--- 所示记录 ---

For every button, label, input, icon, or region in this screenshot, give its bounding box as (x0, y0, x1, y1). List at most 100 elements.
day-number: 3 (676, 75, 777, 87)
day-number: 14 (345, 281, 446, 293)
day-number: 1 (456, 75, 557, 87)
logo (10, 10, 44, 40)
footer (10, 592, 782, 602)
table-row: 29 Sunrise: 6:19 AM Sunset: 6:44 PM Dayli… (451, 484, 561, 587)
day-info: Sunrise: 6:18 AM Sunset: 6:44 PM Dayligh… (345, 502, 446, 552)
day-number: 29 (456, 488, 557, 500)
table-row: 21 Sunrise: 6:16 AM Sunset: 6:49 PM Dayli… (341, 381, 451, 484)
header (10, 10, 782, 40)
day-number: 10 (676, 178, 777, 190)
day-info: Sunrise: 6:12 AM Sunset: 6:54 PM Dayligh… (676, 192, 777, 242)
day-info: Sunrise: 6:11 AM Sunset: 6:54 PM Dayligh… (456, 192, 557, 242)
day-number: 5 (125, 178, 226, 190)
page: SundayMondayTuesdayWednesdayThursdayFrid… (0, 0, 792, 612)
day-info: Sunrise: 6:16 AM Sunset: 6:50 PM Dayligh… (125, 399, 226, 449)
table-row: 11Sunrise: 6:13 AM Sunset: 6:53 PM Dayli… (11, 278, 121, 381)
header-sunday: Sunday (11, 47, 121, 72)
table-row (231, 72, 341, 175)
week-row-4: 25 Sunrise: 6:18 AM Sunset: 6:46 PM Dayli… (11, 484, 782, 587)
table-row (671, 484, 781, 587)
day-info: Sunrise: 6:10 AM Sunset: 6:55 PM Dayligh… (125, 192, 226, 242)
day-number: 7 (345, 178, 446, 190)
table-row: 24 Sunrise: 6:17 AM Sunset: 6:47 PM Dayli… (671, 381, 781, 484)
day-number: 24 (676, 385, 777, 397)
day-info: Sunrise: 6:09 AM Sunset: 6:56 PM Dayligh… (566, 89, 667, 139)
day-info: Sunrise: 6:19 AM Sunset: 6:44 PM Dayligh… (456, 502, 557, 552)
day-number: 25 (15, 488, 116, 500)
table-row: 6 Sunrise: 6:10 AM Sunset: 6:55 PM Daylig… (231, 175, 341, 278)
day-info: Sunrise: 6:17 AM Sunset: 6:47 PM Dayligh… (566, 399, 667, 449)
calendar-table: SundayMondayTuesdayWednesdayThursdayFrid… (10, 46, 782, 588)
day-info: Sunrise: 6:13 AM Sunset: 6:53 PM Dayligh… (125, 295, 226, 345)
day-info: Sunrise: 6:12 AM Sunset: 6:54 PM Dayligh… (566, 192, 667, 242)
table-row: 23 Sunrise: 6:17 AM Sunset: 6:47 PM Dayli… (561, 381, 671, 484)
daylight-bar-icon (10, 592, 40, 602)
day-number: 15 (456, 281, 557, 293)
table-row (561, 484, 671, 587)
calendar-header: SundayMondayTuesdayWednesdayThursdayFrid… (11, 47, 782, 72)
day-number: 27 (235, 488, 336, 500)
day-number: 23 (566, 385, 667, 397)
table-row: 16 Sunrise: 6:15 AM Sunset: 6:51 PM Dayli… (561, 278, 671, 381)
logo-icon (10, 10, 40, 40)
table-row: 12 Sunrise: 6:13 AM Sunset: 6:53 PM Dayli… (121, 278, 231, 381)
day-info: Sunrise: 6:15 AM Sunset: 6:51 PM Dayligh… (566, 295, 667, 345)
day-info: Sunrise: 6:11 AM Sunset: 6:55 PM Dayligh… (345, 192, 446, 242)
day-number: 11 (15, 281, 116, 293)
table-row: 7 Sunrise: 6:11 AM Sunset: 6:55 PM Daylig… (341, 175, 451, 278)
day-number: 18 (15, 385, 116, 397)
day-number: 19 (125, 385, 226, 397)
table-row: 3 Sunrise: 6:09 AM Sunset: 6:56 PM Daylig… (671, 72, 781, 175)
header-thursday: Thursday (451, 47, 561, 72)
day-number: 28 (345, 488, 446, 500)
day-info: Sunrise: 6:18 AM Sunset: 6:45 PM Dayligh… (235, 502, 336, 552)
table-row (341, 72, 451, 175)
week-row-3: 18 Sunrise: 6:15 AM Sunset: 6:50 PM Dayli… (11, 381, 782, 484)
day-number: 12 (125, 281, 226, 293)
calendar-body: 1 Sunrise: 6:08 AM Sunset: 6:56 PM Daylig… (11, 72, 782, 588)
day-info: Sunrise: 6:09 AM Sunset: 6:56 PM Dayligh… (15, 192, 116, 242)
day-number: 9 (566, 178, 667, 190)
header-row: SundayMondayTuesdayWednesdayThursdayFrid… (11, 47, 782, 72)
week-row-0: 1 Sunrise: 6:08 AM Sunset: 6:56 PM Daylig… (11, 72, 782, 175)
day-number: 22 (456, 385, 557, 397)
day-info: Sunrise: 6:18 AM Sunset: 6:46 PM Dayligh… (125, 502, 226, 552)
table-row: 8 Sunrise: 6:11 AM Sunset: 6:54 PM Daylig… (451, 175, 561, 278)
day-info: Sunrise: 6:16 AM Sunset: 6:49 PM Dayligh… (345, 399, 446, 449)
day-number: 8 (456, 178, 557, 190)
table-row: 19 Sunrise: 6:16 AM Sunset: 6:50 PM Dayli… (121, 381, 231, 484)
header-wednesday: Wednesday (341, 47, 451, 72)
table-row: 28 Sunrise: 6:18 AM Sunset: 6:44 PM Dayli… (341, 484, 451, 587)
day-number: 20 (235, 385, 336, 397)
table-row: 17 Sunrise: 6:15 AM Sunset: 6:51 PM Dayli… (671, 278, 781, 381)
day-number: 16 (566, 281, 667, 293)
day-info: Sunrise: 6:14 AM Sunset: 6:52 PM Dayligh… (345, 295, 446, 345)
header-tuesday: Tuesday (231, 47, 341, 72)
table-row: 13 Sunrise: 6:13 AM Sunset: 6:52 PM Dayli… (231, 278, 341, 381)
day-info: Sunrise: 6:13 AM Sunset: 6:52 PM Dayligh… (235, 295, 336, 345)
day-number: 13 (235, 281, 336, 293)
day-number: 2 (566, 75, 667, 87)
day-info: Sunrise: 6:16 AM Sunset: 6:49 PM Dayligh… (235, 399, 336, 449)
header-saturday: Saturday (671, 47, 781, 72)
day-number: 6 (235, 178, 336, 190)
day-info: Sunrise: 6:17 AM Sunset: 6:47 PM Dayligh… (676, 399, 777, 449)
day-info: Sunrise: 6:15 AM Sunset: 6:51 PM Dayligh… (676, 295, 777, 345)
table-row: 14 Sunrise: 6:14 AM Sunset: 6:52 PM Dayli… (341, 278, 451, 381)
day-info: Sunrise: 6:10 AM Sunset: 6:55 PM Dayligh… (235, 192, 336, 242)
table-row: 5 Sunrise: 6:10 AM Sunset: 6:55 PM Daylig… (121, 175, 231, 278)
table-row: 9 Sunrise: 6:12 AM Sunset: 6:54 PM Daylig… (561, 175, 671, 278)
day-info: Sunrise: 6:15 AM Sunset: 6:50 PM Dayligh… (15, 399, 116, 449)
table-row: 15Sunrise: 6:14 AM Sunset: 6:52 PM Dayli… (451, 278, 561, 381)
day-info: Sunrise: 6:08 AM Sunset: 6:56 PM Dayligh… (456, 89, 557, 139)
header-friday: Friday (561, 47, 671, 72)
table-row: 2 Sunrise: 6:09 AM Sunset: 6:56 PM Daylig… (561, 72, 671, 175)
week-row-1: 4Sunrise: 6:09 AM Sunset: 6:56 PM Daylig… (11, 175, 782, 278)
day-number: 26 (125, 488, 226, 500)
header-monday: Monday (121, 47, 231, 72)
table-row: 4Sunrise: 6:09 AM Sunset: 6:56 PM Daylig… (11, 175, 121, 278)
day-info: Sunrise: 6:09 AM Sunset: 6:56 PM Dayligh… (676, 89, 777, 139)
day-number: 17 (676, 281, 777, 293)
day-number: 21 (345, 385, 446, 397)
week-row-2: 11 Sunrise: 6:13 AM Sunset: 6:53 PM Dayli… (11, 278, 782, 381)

---

请重新写出从记录开头到含有“footer (10, 592, 782, 602)”的那一行（首尾两行均包括在内），把其中的“day-number”替换为“date-label”，其余内容一律不变。

For every button, label, input, icon, or region in this screenshot, give its bounding box as (x0, y0, x1, y1). List at most 100 elements.
date-label: 3 (676, 75, 777, 87)
date-label: 14 (345, 281, 446, 293)
date-label: 1 (456, 75, 557, 87)
logo (10, 10, 44, 40)
footer (10, 592, 782, 602)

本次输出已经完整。